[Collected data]
+===+
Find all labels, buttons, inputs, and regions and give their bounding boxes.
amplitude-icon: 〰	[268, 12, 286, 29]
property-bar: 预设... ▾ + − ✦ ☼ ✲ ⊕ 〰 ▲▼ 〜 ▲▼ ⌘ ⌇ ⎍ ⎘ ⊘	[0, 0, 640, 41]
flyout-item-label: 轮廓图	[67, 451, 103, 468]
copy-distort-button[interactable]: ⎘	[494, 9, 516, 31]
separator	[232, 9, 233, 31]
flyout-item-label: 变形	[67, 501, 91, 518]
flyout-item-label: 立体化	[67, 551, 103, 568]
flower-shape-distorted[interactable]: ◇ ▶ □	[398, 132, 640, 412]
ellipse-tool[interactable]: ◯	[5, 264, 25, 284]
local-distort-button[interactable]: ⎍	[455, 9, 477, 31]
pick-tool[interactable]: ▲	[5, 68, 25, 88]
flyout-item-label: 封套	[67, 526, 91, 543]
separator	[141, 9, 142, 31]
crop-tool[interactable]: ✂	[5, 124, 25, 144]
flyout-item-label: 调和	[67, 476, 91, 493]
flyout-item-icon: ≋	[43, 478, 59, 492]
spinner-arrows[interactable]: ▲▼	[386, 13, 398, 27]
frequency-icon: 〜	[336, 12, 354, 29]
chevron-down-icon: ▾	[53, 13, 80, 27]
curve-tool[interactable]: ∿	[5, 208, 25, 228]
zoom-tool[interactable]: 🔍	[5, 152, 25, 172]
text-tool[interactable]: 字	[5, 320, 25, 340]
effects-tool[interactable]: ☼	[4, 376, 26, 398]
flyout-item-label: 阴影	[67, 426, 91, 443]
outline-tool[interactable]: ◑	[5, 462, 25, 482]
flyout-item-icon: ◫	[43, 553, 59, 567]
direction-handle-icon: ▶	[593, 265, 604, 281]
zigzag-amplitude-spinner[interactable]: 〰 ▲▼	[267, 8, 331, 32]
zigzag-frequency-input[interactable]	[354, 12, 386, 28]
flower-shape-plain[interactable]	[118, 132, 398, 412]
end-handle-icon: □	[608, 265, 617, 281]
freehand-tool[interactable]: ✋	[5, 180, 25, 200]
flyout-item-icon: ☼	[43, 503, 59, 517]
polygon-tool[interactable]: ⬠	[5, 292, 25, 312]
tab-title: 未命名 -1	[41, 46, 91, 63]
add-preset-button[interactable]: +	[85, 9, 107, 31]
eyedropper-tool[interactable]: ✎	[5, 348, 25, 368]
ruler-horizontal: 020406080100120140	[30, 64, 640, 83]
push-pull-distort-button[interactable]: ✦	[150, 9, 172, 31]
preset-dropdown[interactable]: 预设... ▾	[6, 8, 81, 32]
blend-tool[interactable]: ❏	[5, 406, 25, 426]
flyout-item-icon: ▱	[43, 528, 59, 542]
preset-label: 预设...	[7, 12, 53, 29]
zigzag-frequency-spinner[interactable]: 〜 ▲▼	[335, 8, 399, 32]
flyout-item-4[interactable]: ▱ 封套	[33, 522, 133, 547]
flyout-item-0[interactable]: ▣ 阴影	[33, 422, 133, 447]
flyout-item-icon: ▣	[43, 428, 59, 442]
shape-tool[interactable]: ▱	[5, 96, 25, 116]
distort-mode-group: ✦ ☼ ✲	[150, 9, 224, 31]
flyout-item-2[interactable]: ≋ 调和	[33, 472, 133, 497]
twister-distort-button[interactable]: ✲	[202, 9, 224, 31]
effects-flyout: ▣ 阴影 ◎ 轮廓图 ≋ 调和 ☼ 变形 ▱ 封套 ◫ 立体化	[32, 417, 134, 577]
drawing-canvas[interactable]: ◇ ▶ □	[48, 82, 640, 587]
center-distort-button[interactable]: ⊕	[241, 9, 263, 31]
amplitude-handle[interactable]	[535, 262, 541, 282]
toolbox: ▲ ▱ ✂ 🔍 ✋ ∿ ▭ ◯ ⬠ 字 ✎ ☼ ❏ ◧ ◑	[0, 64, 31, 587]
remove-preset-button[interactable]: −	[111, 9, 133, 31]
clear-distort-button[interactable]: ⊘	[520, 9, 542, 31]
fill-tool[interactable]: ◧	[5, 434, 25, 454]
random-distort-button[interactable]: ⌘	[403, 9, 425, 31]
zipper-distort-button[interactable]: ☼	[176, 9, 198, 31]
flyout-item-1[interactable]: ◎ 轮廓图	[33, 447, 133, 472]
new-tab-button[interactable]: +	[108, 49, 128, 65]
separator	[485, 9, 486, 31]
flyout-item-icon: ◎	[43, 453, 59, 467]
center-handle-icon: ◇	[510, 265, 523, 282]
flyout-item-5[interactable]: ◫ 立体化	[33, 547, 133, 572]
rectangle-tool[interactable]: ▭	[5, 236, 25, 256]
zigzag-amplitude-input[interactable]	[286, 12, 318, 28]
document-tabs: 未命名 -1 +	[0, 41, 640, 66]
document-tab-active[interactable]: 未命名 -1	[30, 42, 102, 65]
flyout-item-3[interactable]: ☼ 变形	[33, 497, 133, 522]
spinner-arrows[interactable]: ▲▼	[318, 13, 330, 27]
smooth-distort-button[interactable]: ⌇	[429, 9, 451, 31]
+===+
Edit the entries above so that each occurrence of "separator" becomes "divider", and leave every other character unchanged.

#### SOLUTION FOR THIS PROBLEM
Find all labels, buttons, inputs, and regions and give their bounding boxes.
amplitude-icon: 〰	[268, 12, 286, 29]
property-bar: 预设... ▾ + − ✦ ☼ ✲ ⊕ 〰 ▲▼ 〜 ▲▼ ⌘ ⌇ ⎍ ⎘ ⊘	[0, 0, 640, 41]
flyout-item-label: 轮廓图	[67, 451, 103, 468]
copy-distort-button[interactable]: ⎘	[494, 9, 516, 31]
divider	[232, 9, 233, 31]
flyout-item-label: 变形	[67, 501, 91, 518]
flyout-item-label: 立体化	[67, 551, 103, 568]
flower-shape-distorted[interactable]: ◇ ▶ □	[398, 132, 640, 412]
ellipse-tool[interactable]: ◯	[5, 264, 25, 284]
local-distort-button[interactable]: ⎍	[455, 9, 477, 31]
pick-tool[interactable]: ▲	[5, 68, 25, 88]
flyout-item-label: 封套	[67, 526, 91, 543]
divider	[141, 9, 142, 31]
crop-tool[interactable]: ✂	[5, 124, 25, 144]
flyout-item-label: 调和	[67, 476, 91, 493]
flyout-item-icon: ≋	[43, 478, 59, 492]
spinner-arrows[interactable]: ▲▼	[386, 13, 398, 27]
frequency-icon: 〜	[336, 12, 354, 29]
chevron-down-icon: ▾	[53, 13, 80, 27]
curve-tool[interactable]: ∿	[5, 208, 25, 228]
zoom-tool[interactable]: 🔍	[5, 152, 25, 172]
text-tool[interactable]: 字	[5, 320, 25, 340]
effects-tool[interactable]: ☼	[4, 376, 26, 398]
flyout-item-label: 阴影	[67, 426, 91, 443]
outline-tool[interactable]: ◑	[5, 462, 25, 482]
flyout-item-icon: ◫	[43, 553, 59, 567]
direction-handle-icon: ▶	[593, 265, 604, 281]
zigzag-amplitude-spinner[interactable]: 〰 ▲▼	[267, 8, 331, 32]
zigzag-frequency-input[interactable]	[354, 12, 386, 28]
flower-shape-plain[interactable]	[118, 132, 398, 412]
end-handle-icon: □	[608, 265, 617, 281]
freehand-tool[interactable]: ✋	[5, 180, 25, 200]
flyout-item-icon: ☼	[43, 503, 59, 517]
polygon-tool[interactable]: ⬠	[5, 292, 25, 312]
tab-title: 未命名 -1	[41, 46, 91, 63]
add-preset-button[interactable]: +	[85, 9, 107, 31]
eyedropper-tool[interactable]: ✎	[5, 348, 25, 368]
ruler-horizontal: 020406080100120140	[30, 64, 640, 83]
push-pull-distort-button[interactable]: ✦	[150, 9, 172, 31]
preset-dropdown[interactable]: 预设... ▾	[6, 8, 81, 32]
blend-tool[interactable]: ❏	[5, 406, 25, 426]
flyout-item-icon: ▱	[43, 528, 59, 542]
preset-label: 预设...	[7, 12, 53, 29]
zigzag-frequency-spinner[interactable]: 〜 ▲▼	[335, 8, 399, 32]
flyout-item-4[interactable]: ▱ 封套	[33, 522, 133, 547]
flyout-item-0[interactable]: ▣ 阴影	[33, 422, 133, 447]
flyout-item-icon: ▣	[43, 428, 59, 442]
shape-tool[interactable]: ▱	[5, 96, 25, 116]
distort-mode-group: ✦ ☼ ✲	[150, 9, 224, 31]
flyout-item-2[interactable]: ≋ 调和	[33, 472, 133, 497]
twister-distort-button[interactable]: ✲	[202, 9, 224, 31]
effects-flyout: ▣ 阴影 ◎ 轮廓图 ≋ 调和 ☼ 变形 ▱ 封套 ◫ 立体化	[32, 417, 134, 577]
drawing-canvas[interactable]: ◇ ▶ □	[48, 82, 640, 587]
center-distort-button[interactable]: ⊕	[241, 9, 263, 31]
amplitude-handle[interactable]	[535, 262, 541, 282]
toolbox: ▲ ▱ ✂ 🔍 ✋ ∿ ▭ ◯ ⬠ 字 ✎ ☼ ❏ ◧ ◑	[0, 64, 31, 587]
remove-preset-button[interactable]: −	[111, 9, 133, 31]
clear-distort-button[interactable]: ⊘	[520, 9, 542, 31]
fill-tool[interactable]: ◧	[5, 434, 25, 454]
random-distort-button[interactable]: ⌘	[403, 9, 425, 31]
zipper-distort-button[interactable]: ☼	[176, 9, 198, 31]
flyout-item-1[interactable]: ◎ 轮廓图	[33, 447, 133, 472]
new-tab-button[interactable]: +	[108, 49, 128, 65]
divider	[485, 9, 486, 31]
flyout-item-icon: ◎	[43, 453, 59, 467]
center-handle-icon: ◇	[510, 265, 523, 282]
flyout-item-5[interactable]: ◫ 立体化	[33, 547, 133, 572]
rectangle-tool[interactable]: ▭	[5, 236, 25, 256]
zigzag-amplitude-input[interactable]	[286, 12, 318, 28]
document-tabs: 未命名 -1 +	[0, 41, 640, 66]
document-tab-active[interactable]: 未命名 -1	[30, 42, 102, 65]
flyout-item-3[interactable]: ☼ 变形	[33, 497, 133, 522]
spinner-arrows[interactable]: ▲▼	[318, 13, 330, 27]
smooth-distort-button[interactable]: ⌇	[429, 9, 451, 31]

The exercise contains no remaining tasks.